◆ **What you are asked to do**: Retype every entry exactly, character for character.

◆ **Given entries**:
----------
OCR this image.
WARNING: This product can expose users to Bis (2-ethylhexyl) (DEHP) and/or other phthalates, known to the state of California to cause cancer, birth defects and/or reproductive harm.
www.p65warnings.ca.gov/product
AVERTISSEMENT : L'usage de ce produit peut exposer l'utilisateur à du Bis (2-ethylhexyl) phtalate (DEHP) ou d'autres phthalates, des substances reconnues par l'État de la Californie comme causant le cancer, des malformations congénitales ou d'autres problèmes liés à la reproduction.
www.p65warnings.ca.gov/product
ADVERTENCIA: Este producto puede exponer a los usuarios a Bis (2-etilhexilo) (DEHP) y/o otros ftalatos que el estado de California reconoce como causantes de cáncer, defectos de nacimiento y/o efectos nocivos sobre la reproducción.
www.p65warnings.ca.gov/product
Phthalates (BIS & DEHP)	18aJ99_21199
----------
◆ **Exercise response**:
OCR this image.
WARNING: This product can expose users to Bis (2-ethylhexyl) (DEHP) and/or other phthalates, known to the state of California to cause cancer, birth defects and/or reproductive harm.
www.p65warnings.ca.gov/product
AVERTISSEMENT : L'usage de ce produit peut exposer l'utilisateur à du Bis (2-ethylhexyl) phtalate (DEHP) ou d'autres phthalates, des substances reconnues par l'État de la Californie comme causant le cancer, des malformations congénitales ou d'autres problèmes liés à la reproduction.
www.p65warnings.ca.gov/product
ADVERTENCIA: Este producto puede exponer a los usuarios a Bis (2-etilhexilo) (DEHP) y/o otros ftalatos que el estado de California reconoce como causantes de cáncer, defectos de nacimiento y/o efectos nocivos sobre la reproducción.
www.p65warnings.ca.gov/product
Phthalates (BIS & DEHP)	18aJ99_21199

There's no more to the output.